## GIVEN PROBLEM
Extract each line where the string "vermögensbezogenen" shows up.
:::::
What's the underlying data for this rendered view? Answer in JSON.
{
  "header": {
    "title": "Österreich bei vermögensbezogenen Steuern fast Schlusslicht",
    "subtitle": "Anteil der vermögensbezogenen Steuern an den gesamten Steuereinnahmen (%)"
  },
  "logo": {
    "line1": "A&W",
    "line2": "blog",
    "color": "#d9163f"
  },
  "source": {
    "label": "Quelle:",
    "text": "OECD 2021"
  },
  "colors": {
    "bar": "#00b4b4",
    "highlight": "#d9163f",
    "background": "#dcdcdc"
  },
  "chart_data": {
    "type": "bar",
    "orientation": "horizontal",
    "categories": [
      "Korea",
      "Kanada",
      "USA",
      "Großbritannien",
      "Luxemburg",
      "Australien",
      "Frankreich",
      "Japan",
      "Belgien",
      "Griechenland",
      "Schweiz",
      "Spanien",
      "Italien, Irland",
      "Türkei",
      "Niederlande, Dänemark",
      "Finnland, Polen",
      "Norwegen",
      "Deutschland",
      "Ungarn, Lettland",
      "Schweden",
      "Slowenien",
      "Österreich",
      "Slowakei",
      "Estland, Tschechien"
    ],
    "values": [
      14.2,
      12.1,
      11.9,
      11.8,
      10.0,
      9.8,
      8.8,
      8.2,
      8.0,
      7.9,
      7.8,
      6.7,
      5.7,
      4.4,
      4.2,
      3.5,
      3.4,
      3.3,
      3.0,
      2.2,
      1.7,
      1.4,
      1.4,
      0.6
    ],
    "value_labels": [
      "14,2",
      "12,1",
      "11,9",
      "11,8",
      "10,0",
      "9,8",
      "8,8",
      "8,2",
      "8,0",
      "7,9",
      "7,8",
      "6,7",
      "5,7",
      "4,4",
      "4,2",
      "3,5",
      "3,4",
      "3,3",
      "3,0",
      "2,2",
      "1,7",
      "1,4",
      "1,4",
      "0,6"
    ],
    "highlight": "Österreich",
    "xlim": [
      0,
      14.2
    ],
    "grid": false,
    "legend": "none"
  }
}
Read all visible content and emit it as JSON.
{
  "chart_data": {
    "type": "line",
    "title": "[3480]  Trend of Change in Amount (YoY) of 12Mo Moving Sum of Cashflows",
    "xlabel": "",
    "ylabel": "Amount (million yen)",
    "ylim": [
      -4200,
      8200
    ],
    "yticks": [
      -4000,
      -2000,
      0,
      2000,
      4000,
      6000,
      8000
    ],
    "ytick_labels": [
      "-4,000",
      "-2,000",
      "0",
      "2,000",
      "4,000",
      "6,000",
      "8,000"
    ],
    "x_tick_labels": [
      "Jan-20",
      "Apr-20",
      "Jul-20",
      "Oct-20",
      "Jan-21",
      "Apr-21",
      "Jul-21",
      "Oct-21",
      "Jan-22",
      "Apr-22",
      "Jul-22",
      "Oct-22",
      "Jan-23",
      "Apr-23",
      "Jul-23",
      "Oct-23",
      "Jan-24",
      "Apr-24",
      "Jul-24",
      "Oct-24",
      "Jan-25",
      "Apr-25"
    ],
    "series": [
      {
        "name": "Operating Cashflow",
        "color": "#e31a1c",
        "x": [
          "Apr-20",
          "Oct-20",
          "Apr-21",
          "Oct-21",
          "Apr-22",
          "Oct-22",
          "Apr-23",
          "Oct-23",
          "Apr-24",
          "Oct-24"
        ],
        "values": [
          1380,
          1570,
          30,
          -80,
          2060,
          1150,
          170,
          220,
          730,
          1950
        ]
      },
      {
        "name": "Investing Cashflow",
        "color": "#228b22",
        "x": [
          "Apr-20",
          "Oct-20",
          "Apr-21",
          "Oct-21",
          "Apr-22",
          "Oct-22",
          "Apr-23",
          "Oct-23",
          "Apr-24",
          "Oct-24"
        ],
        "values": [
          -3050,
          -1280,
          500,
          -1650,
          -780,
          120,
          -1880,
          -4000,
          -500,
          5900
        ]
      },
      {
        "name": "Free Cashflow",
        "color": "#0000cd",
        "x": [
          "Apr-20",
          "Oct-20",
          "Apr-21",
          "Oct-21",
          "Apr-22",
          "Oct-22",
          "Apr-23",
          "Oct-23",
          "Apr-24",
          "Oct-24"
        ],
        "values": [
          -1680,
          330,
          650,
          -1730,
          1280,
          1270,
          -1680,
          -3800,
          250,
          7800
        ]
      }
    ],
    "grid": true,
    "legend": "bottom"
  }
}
:::::
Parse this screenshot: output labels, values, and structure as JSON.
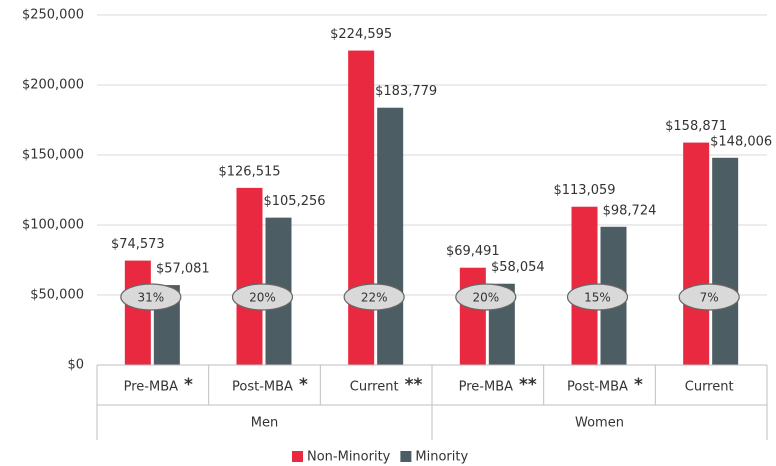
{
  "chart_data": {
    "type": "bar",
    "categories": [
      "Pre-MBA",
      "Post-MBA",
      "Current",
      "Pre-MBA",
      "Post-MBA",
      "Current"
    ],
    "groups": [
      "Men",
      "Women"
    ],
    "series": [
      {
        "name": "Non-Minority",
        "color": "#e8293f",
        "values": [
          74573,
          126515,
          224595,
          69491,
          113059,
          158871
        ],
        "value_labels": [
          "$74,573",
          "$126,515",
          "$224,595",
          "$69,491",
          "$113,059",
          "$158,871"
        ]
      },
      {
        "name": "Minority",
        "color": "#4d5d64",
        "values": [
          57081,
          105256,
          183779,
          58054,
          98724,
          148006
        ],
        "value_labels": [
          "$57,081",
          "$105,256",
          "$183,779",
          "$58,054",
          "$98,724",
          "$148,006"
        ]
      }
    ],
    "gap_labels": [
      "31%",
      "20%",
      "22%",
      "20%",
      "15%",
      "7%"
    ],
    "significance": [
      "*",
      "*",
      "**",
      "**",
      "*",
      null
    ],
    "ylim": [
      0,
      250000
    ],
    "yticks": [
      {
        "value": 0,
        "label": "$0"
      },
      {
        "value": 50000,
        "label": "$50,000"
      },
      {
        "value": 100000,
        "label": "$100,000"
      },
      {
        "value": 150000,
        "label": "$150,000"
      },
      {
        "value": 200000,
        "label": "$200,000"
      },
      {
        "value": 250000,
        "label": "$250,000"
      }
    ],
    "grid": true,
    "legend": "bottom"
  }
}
:::::
## SOLUTION
    "title": "Österreich bei vermögensbezogenen Steuern fast Schlusslicht",
    "subtitle": "Anteil der vermögensbezogenen Steuern an den gesamten Steuereinnahmen (%)"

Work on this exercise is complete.